## Task statement
Look through the material below for "title". Copy every line that contains it.

## Records for processing
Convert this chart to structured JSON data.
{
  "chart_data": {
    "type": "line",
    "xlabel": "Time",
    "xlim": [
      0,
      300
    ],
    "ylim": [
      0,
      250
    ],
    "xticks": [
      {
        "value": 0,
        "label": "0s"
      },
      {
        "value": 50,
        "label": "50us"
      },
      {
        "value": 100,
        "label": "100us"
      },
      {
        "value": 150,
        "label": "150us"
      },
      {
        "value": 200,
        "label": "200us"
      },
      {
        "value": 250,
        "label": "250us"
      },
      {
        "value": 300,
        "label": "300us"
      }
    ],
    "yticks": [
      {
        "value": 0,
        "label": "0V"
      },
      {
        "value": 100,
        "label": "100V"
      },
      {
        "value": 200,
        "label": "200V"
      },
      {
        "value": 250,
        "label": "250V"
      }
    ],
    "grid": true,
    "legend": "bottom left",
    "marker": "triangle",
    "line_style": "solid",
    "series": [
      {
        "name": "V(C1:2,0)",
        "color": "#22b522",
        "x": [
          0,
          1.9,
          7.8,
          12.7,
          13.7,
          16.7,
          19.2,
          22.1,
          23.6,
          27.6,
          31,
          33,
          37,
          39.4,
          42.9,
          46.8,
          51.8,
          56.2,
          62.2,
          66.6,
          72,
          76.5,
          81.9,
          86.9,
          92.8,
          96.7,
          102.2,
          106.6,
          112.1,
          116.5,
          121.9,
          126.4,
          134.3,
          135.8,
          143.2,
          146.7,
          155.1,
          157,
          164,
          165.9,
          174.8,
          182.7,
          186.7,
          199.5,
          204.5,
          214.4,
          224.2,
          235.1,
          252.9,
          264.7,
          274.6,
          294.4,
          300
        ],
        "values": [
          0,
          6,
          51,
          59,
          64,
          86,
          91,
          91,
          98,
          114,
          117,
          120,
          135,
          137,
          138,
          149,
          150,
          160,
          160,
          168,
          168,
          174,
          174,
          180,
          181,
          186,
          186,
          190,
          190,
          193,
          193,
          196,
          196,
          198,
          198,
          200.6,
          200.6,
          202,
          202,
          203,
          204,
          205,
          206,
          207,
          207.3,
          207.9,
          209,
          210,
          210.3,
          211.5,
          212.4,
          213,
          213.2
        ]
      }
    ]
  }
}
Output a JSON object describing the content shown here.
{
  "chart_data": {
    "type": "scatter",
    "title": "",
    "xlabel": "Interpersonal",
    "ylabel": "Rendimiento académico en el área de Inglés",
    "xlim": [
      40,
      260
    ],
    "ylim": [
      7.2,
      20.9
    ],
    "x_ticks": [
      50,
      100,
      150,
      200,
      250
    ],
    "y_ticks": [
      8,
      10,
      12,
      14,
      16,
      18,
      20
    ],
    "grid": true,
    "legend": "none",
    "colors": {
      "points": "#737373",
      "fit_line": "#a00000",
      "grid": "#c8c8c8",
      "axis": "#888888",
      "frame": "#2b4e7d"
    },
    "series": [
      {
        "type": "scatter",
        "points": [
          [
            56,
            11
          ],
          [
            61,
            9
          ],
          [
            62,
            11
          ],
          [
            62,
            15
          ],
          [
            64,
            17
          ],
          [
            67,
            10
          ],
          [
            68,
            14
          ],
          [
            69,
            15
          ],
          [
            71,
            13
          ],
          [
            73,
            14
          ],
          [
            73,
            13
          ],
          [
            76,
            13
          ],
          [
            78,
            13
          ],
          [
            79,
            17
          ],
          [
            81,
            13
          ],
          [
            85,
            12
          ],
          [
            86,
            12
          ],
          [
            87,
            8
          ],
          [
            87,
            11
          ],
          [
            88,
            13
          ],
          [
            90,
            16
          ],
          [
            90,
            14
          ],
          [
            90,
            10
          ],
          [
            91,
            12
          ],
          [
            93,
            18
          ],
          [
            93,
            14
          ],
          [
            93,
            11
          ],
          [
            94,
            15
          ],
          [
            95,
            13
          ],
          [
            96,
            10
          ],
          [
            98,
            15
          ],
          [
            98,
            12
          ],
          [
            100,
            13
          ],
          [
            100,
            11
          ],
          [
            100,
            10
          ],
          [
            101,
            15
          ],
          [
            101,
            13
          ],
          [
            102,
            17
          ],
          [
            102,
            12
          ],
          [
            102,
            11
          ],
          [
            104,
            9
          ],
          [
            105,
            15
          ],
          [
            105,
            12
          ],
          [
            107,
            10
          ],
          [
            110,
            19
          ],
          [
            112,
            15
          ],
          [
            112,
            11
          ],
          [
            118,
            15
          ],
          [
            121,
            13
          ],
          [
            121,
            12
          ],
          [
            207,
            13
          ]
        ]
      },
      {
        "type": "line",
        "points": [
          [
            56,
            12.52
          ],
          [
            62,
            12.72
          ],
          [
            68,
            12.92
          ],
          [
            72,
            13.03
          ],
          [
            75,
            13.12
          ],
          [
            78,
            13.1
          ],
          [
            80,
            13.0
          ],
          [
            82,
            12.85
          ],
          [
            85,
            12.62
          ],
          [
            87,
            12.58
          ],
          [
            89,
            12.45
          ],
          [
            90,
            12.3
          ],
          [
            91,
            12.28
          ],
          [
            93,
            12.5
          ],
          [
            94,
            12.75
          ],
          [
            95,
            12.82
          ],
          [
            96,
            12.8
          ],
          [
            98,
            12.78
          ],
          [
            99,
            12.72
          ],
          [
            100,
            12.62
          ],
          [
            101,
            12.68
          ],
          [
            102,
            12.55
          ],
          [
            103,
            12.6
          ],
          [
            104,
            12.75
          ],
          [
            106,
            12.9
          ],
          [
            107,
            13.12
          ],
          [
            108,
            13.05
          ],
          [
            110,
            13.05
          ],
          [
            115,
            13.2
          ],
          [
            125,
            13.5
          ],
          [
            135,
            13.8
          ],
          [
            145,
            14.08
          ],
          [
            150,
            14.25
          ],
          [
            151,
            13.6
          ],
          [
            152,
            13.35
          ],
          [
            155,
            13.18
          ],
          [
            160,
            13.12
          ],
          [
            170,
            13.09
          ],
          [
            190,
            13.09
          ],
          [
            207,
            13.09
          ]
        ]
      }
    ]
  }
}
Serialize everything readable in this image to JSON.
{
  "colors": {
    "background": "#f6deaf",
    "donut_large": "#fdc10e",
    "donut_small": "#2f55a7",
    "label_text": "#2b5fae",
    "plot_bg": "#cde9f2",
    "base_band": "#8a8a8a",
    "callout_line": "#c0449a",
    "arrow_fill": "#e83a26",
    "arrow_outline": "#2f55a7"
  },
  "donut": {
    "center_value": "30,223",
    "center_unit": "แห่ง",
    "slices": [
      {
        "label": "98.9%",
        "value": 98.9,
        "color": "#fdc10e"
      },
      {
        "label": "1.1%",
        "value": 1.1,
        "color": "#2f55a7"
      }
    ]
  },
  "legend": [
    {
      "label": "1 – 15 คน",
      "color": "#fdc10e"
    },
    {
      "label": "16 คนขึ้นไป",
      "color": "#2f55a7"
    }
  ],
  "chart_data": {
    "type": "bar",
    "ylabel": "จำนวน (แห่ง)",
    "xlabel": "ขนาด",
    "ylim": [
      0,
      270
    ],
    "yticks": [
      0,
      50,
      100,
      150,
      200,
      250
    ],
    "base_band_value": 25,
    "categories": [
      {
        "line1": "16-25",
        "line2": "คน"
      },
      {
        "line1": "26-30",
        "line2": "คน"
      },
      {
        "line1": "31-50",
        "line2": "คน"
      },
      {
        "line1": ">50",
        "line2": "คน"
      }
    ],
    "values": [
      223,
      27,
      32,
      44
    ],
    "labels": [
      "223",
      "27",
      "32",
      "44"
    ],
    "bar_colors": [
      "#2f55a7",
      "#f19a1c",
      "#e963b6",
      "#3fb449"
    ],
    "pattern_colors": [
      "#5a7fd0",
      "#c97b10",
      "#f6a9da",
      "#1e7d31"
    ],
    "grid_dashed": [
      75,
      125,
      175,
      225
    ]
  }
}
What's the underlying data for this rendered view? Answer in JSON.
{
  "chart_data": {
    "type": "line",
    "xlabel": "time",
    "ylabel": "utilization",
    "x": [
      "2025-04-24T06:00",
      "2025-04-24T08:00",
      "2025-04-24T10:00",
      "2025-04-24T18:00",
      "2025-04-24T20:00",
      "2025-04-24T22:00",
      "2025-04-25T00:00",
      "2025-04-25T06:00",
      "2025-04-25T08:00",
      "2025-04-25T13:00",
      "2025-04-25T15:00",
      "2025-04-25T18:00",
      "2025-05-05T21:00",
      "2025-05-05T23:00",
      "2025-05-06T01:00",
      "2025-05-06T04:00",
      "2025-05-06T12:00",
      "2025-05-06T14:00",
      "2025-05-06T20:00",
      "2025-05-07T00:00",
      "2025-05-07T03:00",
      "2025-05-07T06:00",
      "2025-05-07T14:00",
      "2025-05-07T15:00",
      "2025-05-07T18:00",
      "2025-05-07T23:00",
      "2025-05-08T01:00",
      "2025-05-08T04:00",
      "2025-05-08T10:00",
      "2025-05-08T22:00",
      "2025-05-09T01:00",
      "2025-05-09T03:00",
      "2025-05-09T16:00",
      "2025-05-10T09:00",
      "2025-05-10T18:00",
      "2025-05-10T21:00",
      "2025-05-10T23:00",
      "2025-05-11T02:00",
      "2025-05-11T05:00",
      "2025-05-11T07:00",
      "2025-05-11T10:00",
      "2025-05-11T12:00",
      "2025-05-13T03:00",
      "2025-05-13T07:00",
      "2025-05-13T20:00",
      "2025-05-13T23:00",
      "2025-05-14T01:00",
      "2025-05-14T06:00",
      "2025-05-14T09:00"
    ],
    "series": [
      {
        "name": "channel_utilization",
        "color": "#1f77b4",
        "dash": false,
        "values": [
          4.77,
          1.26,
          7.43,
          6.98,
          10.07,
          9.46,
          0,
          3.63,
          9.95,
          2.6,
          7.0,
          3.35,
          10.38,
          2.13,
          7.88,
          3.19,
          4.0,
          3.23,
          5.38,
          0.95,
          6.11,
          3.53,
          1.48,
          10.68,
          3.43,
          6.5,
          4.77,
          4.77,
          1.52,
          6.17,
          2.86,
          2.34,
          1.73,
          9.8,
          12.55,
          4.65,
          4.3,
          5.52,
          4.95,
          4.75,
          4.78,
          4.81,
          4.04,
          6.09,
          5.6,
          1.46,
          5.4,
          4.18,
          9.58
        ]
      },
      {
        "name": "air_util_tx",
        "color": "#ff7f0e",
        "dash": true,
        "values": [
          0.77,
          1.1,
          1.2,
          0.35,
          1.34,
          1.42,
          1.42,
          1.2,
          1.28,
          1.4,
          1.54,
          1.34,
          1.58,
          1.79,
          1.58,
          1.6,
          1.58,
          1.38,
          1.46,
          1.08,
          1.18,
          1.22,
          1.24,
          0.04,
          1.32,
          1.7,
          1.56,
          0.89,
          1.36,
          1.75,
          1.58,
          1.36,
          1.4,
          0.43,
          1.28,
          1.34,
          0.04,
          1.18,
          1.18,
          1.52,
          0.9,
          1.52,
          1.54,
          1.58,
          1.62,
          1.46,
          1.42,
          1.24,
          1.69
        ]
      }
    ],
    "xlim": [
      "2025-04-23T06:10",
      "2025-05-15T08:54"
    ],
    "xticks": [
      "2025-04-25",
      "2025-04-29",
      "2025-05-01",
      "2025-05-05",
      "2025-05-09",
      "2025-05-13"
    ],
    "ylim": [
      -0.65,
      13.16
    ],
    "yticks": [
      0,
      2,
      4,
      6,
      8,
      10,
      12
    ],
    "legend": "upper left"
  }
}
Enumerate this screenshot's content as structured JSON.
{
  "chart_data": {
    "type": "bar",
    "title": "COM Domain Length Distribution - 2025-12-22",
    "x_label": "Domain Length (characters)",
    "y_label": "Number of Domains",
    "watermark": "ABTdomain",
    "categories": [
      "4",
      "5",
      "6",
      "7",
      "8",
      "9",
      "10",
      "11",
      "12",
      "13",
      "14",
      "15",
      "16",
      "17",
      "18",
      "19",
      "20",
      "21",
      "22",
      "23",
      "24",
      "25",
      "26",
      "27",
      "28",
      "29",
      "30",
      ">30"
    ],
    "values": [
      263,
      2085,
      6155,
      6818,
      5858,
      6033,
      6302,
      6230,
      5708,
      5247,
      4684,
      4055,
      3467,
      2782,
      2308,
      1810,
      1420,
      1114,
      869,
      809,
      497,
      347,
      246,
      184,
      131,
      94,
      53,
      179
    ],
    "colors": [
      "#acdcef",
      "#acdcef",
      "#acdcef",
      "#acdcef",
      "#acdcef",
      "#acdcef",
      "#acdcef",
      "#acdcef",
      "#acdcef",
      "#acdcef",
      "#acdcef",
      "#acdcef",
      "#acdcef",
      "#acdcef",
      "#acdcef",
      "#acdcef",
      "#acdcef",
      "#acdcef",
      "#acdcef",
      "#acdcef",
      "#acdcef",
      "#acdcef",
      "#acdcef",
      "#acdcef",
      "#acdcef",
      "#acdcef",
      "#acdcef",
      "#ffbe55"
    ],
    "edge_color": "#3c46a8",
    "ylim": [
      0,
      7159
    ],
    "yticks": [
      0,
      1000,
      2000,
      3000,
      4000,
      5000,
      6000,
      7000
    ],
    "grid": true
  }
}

## Solution below
    "title": "",
    "title": "COM Domain Length Distribution - 2025-12-22",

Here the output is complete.